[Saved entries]
++++
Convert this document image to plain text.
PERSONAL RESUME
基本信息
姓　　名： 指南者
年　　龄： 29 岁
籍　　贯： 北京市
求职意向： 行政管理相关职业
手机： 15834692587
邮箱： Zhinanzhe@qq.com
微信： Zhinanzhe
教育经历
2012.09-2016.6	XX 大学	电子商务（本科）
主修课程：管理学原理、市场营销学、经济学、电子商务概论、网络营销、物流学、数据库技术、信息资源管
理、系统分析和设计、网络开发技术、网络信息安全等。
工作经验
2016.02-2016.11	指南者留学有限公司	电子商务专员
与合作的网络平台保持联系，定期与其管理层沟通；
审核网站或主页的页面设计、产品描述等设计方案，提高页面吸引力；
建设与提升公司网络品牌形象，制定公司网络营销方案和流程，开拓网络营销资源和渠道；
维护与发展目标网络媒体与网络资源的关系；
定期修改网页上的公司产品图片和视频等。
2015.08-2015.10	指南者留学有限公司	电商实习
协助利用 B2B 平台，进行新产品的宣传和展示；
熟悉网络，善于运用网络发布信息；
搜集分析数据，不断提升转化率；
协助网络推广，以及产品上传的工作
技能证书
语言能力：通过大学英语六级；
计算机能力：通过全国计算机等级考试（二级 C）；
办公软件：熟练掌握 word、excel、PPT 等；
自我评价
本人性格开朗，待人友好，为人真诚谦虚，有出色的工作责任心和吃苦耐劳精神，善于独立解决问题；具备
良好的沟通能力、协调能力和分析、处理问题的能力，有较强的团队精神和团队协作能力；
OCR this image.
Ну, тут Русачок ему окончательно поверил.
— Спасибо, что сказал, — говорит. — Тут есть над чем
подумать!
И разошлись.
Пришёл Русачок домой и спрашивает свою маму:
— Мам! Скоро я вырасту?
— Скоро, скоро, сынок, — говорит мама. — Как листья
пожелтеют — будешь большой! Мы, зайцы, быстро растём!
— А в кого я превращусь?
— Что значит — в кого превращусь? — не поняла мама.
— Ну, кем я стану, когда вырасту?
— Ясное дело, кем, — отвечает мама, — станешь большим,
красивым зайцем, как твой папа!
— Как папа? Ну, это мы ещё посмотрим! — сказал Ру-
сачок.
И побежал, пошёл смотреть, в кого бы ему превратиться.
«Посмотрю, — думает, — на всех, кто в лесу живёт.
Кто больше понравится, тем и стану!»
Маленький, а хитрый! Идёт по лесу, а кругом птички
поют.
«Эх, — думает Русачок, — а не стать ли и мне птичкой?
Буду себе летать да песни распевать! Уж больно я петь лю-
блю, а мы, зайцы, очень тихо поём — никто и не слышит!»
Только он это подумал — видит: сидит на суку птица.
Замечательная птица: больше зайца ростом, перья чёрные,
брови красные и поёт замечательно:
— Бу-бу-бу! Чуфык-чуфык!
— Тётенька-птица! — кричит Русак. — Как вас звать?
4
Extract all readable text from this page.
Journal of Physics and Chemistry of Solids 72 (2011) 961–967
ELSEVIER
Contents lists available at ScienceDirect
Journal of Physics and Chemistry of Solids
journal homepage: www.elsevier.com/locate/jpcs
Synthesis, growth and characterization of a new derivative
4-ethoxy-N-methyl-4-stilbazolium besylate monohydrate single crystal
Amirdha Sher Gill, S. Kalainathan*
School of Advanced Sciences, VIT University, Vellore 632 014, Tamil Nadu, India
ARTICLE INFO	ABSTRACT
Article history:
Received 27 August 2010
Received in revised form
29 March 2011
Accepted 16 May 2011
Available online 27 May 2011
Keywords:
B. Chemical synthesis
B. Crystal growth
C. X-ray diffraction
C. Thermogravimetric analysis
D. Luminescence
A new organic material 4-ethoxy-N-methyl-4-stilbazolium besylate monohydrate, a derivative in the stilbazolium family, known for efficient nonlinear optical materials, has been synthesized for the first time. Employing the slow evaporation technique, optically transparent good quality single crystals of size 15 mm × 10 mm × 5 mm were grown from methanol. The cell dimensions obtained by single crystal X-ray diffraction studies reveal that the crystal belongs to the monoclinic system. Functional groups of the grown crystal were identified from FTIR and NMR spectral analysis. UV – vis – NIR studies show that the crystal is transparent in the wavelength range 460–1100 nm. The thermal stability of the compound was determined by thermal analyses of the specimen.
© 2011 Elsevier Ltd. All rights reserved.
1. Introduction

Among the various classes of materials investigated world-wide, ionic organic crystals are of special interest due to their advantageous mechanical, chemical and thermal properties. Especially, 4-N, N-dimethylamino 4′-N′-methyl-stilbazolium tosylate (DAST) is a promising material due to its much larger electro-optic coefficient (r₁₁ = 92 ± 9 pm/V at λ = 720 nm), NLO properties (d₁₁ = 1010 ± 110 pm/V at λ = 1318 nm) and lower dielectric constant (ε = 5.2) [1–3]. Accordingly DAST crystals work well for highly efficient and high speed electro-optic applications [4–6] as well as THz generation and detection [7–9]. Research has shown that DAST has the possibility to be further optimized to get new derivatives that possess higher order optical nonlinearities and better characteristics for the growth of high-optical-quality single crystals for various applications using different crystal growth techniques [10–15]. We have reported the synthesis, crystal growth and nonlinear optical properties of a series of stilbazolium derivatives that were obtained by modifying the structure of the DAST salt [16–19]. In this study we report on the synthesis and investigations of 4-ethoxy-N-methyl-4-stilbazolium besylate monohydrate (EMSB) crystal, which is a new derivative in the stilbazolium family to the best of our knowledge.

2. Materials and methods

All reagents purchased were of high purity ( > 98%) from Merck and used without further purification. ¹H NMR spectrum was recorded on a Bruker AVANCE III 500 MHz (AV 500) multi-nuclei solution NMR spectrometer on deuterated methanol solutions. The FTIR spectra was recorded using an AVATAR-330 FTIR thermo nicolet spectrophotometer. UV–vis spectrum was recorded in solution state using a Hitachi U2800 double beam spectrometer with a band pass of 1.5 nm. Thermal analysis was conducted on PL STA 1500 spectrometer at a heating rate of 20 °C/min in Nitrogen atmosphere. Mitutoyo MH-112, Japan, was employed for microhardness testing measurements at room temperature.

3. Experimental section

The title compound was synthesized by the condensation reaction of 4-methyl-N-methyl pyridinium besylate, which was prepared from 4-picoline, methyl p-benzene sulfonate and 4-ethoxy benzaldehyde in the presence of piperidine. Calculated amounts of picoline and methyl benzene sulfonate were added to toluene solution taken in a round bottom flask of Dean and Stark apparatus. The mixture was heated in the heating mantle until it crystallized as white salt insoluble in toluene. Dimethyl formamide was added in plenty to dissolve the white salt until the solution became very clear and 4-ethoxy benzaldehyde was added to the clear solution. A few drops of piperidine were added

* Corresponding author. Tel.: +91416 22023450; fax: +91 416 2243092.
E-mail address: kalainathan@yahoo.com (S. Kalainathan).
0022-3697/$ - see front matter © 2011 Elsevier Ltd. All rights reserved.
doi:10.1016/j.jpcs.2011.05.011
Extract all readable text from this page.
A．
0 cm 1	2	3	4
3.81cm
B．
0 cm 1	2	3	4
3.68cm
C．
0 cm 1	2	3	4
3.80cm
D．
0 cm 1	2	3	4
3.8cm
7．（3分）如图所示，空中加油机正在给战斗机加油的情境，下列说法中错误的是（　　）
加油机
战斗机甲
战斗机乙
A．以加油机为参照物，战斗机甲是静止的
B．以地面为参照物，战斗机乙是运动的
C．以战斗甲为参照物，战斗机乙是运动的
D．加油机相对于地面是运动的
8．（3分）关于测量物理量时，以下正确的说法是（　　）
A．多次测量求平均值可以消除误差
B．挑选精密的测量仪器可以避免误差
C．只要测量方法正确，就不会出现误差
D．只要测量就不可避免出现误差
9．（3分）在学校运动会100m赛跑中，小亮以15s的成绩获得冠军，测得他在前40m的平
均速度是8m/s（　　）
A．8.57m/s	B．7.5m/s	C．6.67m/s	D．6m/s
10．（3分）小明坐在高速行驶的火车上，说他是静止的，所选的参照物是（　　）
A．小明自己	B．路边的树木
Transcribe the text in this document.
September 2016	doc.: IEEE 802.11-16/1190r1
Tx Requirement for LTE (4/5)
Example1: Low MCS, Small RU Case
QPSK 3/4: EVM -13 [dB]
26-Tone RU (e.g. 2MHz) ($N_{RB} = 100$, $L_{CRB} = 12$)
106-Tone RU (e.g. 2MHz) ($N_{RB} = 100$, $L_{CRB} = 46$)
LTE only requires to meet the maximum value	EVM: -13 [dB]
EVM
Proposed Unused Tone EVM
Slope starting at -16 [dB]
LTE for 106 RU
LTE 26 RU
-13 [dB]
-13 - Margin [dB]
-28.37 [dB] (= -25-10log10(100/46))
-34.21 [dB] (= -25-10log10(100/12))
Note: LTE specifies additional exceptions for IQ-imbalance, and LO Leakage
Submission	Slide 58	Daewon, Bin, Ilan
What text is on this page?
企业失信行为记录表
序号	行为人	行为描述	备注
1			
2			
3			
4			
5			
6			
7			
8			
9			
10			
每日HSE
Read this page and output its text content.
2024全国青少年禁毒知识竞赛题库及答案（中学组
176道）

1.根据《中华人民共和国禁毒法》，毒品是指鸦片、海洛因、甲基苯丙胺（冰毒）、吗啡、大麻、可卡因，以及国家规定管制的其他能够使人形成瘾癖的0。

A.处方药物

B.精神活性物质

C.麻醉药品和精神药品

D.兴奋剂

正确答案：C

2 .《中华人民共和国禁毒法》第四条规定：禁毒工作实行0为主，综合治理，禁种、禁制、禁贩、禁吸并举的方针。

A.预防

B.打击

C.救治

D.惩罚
++++
Return all the lines that contain the string "reserved".

© 2011 Elsevier Ltd. All rights reserved.
0022-3697/$ - see front matter © 2011 Elsevier Ltd. All rights reserved.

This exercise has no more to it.